- [Task objective] Reproduce every record below exactly as it appears.

- [Dataset rows about figures]

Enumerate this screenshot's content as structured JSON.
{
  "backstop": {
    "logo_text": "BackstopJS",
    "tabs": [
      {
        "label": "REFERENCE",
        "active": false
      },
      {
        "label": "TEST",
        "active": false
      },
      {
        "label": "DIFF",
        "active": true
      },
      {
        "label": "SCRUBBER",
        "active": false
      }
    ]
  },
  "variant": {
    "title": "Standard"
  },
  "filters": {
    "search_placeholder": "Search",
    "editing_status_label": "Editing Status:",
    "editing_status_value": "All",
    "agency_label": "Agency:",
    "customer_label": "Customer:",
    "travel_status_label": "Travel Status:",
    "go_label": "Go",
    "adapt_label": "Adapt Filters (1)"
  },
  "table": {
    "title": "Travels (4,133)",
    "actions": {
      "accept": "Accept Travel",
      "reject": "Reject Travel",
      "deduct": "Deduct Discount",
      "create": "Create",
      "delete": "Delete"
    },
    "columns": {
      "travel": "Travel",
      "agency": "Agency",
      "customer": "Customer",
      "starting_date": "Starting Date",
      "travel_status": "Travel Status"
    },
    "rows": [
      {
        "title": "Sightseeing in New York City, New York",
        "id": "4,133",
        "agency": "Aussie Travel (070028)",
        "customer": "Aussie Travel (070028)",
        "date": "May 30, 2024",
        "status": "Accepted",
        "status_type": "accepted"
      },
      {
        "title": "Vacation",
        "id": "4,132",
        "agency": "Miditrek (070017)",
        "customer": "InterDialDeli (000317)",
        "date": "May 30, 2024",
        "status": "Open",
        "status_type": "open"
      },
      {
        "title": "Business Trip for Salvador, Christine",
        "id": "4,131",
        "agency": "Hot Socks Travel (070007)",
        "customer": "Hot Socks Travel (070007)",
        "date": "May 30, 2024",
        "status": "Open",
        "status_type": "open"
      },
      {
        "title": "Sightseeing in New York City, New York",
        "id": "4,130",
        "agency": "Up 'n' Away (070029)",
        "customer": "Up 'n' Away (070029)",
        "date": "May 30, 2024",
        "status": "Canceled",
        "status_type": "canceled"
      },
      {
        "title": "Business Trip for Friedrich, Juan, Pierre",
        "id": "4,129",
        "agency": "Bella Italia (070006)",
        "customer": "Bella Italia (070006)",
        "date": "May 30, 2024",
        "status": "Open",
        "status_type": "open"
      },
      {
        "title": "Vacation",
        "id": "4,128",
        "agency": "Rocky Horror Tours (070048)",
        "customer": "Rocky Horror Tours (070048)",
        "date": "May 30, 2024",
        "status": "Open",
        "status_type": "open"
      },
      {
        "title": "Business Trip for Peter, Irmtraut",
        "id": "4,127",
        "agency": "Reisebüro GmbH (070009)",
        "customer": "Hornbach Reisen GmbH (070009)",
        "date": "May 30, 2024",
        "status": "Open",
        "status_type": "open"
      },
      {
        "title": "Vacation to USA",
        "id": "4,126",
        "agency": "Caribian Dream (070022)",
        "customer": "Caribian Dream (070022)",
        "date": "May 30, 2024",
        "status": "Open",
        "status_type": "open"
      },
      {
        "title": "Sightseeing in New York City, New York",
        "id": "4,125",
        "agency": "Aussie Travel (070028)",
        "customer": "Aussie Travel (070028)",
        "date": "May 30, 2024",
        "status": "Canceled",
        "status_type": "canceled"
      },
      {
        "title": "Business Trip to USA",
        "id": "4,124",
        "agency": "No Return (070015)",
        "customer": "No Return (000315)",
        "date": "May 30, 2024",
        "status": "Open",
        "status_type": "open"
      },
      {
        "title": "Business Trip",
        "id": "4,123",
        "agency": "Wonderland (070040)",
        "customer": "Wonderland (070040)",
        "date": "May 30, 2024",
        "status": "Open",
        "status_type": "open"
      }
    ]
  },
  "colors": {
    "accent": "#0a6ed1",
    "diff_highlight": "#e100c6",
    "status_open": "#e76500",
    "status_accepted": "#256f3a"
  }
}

- [Response to the exercise]
Enumerate this screenshot's content as structured JSON.
{
  "backstop": {
    "logo_text": "BackstopJS",
    "tabs": [
      {
        "label": "REFERENCE",
        "active": false
      },
      {
        "label": "TEST",
        "active": false
      },
      {
        "label": "DIFF",
        "active": true
      },
      {
        "label": "SCRUBBER",
        "active": false
      }
    ]
  },
  "variant": {
    "title": "Standard"
  },
  "filters": {
    "search_placeholder": "Search",
    "editing_status_label": "Editing Status:",
    "editing_status_value": "All",
    "agency_label": "Agency:",
    "customer_label": "Customer:",
    "travel_status_label": "Travel Status:",
    "go_label": "Go",
    "adapt_label": "Adapt Filters (1)"
  },
  "table": {
    "title": "Travels (4,133)",
    "actions": {
      "accept": "Accept Travel",
      "reject": "Reject Travel",
      "deduct": "Deduct Discount",
      "create": "Create",
      "delete": "Delete"
    },
    "columns": {
      "travel": "Travel",
      "agency": "Agency",
      "customer": "Customer",
      "starting_date": "Starting Date",
      "travel_status": "Travel Status"
    },
    "rows": [
      {
        "title": "Sightseeing in New York City, New York",
        "id": "4,133",
        "agency": "Aussie Travel (070028)",
        "customer": "Aussie Travel (070028)",
        "date": "May 30, 2024",
        "status": "Accepted",
        "status_type": "accepted"
      },
      {
        "title": "Vacation",
        "id": "4,132",
        "agency": "Miditrek (070017)",
        "customer": "InterDialDeli (000317)",
        "date": "May 30, 2024",
        "status": "Open",
        "status_type": "open"
      },
      {
        "title": "Business Trip for Salvador, Christine",
        "id": "4,131",
        "agency": "Hot Socks Travel (070007)",
        "customer": "Hot Socks Travel (070007)",
        "date": "May 30, 2024",
        "status": "Open",
        "status_type": "open"
      },
      {
        "title": "Sightseeing in New York City, New York",
        "id": "4,130",
        "agency": "Up 'n' Away (070029)",
        "customer": "Up 'n' Away (070029)",
        "date": "May 30, 2024",
        "status": "Canceled",
        "status_type": "canceled"
      },
      {
        "title": "Business Trip for Friedrich, Juan, Pierre",
        "id": "4,129",
        "agency": "Bella Italia (070006)",
        "customer": "Bella Italia (070006)",
        "date": "May 30, 2024",
        "status": "Open",
        "status_type": "open"
      },
      {
        "title": "Vacation",
        "id": "4,128",
        "agency": "Rocky Horror Tours (070048)",
        "customer": "Rocky Horror Tours (070048)",
        "date": "May 30, 2024",
        "status": "Open",
        "status_type": "open"
      },
      {
        "title": "Business Trip for Peter, Irmtraut",
        "id": "4,127",
        "agency": "Reisebüro GmbH (070009)",
        "customer": "Hornbach Reisen GmbH (070009)",
        "date": "May 30, 2024",
        "status": "Open",
        "status_type": "open"
      },
      {
        "title": "Vacation to USA",
        "id": "4,126",
        "agency": "Caribian Dream (070022)",
        "customer": "Caribian Dream (070022)",
        "date": "May 30, 2024",
        "status": "Open",
        "status_type": "open"
      },
      {
        "title": "Sightseeing in New York City, New York",
        "id": "4,125",
        "agency": "Aussie Travel (070028)",
        "customer": "Aussie Travel (070028)",
        "date": "May 30, 2024",
        "status": "Canceled",
        "status_type": "canceled"
      },
      {
        "title": "Business Trip to USA",
        "id": "4,124",
        "agency": "No Return (070015)",
        "customer": "No Return (000315)",
        "date": "May 30, 2024",
        "status": "Open",
        "status_type": "open"
      },
      {
        "title": "Business Trip",
        "id": "4,123",
        "agency": "Wonderland (070040)",
        "customer": "Wonderland (070040)",
        "date": "May 30, 2024",
        "status": "Open",
        "status_type": "open"
      }
    ]
  },
  "colors": {
    "accent": "#0a6ed1",
    "diff_highlight": "#e100c6",
    "status_open": "#e76500",
    "status_accepted": "#256f3a"
  }
}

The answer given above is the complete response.